**Data extracts**

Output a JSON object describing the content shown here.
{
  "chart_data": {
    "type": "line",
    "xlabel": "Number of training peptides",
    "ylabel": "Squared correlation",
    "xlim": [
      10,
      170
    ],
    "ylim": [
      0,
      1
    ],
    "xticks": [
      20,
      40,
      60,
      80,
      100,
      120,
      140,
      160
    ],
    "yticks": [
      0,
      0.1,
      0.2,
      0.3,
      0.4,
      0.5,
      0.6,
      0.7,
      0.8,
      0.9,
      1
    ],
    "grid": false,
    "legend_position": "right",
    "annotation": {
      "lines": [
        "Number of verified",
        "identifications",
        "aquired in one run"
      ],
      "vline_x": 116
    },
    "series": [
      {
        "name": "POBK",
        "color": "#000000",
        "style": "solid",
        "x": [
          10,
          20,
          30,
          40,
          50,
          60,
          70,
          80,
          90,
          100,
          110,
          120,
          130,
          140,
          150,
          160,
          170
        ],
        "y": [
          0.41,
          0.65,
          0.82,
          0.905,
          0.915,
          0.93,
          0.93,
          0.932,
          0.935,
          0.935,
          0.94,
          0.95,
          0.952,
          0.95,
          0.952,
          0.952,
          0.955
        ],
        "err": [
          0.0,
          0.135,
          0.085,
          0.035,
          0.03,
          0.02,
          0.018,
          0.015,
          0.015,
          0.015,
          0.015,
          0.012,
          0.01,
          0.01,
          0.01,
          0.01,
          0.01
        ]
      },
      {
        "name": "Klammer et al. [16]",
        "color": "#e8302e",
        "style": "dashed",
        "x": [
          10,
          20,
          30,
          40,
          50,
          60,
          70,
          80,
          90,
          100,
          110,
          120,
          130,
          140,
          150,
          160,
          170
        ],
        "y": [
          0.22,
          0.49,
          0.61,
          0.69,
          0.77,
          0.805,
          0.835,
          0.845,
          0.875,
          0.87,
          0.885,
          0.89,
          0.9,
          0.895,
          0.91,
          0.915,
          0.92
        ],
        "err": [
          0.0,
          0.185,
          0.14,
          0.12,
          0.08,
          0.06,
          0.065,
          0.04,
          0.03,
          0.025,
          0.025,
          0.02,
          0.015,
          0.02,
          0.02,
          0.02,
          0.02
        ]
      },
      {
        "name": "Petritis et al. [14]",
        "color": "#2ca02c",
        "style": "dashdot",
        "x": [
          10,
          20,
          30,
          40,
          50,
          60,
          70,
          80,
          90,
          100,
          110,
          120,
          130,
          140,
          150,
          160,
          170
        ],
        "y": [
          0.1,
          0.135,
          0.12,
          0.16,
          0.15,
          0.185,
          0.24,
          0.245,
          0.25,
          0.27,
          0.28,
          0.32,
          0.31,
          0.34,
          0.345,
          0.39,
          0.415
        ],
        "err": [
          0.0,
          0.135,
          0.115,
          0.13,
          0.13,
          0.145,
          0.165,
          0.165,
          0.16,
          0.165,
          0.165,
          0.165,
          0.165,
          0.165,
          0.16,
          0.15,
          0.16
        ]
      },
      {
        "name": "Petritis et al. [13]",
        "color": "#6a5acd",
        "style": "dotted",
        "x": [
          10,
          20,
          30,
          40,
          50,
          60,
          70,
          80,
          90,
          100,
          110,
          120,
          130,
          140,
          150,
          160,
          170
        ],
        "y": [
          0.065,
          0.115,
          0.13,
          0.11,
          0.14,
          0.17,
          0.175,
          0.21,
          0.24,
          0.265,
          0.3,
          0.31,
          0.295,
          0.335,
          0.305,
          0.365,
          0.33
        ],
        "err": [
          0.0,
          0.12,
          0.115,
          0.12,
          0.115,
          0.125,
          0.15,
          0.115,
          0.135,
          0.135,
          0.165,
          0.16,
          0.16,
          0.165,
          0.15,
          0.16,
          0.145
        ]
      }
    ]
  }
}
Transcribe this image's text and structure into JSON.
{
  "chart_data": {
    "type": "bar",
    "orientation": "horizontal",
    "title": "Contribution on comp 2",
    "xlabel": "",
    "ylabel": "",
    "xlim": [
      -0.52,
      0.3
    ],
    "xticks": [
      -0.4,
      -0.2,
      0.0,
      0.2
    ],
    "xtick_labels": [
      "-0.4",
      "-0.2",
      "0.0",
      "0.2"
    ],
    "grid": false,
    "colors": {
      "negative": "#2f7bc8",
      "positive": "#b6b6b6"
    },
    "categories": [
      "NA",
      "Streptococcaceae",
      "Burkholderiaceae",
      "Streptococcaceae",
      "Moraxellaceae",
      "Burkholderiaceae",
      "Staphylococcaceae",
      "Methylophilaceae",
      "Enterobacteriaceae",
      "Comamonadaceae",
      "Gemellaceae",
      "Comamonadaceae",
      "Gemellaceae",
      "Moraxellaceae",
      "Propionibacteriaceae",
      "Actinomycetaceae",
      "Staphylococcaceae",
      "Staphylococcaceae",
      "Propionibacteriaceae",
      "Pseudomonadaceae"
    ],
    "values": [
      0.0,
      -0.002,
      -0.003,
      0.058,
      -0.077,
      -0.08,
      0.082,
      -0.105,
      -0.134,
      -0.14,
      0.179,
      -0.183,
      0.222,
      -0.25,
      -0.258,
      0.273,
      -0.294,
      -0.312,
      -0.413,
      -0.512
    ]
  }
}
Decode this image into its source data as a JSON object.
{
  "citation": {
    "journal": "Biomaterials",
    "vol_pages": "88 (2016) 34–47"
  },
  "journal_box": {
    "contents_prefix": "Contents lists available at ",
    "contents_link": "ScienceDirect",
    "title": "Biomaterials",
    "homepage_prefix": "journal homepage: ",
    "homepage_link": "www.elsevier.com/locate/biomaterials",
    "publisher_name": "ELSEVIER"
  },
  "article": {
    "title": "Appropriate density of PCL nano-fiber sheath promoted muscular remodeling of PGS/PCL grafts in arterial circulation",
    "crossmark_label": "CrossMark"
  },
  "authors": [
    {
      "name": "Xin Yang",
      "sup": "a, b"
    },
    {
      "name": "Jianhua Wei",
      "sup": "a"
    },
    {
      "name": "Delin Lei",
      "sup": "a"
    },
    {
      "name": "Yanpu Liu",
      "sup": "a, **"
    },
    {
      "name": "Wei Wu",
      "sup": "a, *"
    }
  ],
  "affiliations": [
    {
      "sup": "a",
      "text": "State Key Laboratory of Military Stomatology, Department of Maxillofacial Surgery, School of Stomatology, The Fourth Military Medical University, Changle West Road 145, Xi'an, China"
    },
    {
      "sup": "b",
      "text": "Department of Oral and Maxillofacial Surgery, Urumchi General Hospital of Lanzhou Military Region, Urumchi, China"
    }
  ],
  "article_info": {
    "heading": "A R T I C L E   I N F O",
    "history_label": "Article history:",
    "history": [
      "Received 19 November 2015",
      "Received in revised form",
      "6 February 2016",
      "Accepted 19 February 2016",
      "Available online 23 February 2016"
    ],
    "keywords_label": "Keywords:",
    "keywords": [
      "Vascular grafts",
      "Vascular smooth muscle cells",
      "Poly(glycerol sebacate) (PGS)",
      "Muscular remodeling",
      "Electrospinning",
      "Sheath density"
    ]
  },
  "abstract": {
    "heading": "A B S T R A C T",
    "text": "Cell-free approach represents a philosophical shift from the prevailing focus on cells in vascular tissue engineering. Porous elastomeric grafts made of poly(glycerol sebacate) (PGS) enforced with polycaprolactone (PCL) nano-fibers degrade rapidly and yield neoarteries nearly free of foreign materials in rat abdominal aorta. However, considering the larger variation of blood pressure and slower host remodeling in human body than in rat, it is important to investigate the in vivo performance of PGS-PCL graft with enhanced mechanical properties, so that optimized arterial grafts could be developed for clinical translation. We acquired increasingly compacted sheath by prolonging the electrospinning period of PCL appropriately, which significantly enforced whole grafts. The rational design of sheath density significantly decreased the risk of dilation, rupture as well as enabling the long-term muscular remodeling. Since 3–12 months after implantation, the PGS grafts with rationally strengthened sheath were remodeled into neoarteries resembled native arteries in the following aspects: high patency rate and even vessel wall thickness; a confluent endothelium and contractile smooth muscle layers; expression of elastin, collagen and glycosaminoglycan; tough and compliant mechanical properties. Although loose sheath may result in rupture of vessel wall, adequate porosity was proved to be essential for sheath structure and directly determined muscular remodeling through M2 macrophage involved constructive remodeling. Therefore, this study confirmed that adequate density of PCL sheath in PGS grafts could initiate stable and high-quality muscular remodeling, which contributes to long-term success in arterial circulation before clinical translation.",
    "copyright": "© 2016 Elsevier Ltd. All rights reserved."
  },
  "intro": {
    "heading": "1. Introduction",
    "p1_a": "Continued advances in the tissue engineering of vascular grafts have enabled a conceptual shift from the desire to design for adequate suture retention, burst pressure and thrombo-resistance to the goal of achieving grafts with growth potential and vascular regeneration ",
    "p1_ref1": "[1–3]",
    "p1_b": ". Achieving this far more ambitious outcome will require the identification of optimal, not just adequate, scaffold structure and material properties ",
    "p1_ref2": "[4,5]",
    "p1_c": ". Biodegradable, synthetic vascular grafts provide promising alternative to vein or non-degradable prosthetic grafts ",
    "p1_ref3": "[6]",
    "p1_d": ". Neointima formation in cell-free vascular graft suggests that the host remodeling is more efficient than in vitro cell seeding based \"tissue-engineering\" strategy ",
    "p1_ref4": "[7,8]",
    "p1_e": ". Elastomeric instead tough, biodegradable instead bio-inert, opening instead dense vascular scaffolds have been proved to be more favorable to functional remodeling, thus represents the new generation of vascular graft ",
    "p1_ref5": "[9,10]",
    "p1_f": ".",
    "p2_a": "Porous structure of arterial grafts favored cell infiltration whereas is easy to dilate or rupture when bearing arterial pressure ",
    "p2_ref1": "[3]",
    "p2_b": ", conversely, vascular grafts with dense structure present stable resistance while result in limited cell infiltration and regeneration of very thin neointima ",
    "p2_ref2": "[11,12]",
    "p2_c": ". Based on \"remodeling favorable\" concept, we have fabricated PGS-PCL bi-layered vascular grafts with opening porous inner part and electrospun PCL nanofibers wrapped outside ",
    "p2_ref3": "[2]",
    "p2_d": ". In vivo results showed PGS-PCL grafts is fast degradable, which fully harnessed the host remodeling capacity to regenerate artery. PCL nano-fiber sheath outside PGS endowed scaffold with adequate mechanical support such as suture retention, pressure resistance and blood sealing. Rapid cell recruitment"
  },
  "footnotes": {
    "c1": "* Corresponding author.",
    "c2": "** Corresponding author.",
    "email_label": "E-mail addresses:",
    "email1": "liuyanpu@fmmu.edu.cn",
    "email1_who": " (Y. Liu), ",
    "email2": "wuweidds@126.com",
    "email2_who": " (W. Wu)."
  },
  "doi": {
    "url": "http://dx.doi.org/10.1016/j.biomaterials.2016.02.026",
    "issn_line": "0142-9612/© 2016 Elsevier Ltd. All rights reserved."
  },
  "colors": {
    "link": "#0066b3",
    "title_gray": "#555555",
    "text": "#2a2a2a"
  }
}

**What you will do**
Check each line of the data above for the word "Corresponding" and say how many lines have it. Give the number alone.

**Answer for this exercise**
2